## Directions for this task:
Select each line where the word "关心职工生活" appears.

## Input rows:
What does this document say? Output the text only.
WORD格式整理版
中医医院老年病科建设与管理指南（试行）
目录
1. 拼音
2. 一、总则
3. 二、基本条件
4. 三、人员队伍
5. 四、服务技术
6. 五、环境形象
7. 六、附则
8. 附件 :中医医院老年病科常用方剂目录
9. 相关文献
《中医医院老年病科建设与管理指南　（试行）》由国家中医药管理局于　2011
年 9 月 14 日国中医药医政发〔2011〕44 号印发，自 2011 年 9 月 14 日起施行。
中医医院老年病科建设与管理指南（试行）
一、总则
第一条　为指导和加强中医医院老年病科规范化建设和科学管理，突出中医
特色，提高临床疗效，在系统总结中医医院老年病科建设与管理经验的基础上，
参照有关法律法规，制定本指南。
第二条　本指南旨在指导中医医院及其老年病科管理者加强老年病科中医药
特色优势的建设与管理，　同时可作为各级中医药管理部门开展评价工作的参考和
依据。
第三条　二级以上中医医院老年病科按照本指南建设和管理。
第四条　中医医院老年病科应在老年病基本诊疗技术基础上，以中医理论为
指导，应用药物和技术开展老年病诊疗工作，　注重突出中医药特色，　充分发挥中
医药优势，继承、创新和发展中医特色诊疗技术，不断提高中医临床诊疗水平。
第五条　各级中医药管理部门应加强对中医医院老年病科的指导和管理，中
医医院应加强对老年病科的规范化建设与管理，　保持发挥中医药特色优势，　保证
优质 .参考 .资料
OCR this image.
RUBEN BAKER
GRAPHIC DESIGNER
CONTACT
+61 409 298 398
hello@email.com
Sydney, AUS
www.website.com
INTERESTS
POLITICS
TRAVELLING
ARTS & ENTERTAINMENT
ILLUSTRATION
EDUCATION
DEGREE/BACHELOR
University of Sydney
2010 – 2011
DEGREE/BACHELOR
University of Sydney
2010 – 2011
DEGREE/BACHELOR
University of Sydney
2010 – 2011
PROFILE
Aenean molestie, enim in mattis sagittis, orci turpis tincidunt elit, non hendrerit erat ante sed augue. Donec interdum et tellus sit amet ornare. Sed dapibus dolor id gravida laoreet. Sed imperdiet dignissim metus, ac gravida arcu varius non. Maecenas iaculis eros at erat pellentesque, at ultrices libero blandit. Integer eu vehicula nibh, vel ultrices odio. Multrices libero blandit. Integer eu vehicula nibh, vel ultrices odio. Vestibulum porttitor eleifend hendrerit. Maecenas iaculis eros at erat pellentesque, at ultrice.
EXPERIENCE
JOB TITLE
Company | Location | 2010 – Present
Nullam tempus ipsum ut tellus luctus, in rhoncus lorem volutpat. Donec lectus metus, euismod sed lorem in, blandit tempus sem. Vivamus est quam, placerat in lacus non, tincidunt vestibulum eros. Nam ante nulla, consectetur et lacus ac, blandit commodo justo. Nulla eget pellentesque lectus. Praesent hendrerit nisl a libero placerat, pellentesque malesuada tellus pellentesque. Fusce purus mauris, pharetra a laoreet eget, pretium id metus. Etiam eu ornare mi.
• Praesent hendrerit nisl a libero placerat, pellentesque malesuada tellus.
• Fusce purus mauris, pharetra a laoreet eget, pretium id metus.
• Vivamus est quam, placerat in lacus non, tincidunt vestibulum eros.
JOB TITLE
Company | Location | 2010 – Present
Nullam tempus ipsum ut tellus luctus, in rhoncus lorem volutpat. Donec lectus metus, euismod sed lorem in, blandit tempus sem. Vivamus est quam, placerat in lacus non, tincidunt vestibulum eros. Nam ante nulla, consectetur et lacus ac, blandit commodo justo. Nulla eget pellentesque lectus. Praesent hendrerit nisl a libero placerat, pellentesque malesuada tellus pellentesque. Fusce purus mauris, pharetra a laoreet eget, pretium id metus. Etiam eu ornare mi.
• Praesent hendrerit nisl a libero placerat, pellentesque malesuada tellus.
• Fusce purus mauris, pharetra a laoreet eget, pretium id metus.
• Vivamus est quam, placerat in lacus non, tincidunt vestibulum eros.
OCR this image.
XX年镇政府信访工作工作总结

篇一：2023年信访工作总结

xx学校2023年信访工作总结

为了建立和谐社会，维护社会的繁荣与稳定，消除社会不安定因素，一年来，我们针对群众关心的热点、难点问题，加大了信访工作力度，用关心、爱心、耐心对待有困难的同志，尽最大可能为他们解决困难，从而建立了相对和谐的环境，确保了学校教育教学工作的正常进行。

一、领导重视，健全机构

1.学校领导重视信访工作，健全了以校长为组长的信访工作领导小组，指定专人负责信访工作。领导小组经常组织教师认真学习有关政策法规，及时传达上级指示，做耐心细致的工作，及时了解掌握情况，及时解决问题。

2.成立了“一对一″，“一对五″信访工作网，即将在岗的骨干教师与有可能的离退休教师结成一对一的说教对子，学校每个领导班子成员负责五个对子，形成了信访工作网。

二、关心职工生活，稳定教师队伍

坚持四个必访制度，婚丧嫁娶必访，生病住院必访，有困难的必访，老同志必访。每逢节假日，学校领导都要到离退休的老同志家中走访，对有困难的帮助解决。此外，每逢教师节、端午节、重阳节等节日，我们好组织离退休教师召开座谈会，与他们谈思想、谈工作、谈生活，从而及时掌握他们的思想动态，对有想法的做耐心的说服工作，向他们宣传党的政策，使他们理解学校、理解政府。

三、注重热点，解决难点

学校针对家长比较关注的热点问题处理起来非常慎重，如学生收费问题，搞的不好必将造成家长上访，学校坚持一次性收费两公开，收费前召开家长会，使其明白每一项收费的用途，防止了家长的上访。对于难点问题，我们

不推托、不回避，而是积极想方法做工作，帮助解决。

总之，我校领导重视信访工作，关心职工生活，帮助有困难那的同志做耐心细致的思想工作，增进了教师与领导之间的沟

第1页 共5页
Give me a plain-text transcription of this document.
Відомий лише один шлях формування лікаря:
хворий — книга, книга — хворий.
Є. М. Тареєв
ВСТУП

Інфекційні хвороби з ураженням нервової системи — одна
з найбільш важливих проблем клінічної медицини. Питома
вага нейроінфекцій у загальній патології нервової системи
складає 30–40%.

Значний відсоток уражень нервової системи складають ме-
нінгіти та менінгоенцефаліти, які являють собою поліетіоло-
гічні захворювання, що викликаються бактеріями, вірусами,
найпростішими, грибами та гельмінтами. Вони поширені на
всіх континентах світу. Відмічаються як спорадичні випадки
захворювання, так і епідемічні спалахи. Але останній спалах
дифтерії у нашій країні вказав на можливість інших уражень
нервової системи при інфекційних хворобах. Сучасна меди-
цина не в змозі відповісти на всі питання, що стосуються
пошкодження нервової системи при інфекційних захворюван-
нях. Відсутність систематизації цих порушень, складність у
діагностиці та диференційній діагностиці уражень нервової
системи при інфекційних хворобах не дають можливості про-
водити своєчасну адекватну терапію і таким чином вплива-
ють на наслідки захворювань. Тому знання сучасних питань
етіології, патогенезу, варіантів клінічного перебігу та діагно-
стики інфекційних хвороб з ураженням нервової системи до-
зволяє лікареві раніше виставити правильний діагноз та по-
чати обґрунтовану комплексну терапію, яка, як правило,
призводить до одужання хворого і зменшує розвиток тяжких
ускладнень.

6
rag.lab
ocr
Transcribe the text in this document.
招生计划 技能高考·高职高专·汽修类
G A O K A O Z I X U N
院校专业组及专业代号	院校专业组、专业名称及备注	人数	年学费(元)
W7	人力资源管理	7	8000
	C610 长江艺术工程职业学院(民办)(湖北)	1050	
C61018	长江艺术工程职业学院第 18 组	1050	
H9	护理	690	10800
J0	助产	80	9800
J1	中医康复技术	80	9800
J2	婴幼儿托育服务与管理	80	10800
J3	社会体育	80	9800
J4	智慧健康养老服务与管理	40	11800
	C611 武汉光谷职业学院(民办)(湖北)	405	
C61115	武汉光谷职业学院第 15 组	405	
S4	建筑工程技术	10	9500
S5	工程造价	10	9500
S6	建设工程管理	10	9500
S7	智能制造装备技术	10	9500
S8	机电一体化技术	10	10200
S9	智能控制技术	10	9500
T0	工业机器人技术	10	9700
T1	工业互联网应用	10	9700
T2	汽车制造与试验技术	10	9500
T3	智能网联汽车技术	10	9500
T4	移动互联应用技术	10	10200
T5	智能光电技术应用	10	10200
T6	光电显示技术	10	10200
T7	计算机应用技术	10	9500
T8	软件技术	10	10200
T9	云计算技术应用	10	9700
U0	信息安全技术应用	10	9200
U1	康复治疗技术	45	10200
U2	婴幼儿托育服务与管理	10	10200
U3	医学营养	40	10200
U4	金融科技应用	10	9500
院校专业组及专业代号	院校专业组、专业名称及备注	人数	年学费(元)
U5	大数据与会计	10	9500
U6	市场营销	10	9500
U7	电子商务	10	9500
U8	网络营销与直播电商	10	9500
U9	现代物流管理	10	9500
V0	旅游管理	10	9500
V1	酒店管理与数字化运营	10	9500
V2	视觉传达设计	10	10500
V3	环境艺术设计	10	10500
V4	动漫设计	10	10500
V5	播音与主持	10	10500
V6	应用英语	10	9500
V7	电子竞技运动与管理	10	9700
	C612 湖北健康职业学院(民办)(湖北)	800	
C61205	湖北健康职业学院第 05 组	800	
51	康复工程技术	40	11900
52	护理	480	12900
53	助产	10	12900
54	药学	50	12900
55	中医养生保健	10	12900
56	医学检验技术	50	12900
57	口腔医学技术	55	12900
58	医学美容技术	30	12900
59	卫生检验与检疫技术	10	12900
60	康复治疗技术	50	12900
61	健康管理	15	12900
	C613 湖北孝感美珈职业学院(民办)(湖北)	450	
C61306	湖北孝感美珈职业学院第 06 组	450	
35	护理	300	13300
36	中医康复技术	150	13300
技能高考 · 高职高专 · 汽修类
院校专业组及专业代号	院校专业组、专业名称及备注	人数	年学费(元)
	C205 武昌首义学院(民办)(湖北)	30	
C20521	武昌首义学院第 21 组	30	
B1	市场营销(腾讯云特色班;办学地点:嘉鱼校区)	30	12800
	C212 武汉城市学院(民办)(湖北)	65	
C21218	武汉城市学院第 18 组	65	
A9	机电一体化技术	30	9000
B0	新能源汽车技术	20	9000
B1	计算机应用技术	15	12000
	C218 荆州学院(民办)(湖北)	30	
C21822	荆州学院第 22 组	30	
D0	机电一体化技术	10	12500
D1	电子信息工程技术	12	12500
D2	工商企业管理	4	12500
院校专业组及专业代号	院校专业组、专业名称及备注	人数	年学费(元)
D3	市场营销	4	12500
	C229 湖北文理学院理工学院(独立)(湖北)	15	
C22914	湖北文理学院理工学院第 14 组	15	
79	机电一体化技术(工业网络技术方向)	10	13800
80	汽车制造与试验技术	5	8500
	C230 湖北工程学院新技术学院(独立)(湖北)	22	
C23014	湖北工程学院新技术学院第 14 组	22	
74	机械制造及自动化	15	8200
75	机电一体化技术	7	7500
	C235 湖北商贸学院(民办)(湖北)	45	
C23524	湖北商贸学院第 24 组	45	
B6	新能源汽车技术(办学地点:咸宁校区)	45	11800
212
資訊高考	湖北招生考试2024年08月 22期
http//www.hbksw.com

## Answer to the problem:
二、关心职工生活，稳定教师队伍
总之，我校领导重视信访工作，关心职工生活，帮助有困难那的同志做耐心细致的思想工作，增进了教师与领导之间的沟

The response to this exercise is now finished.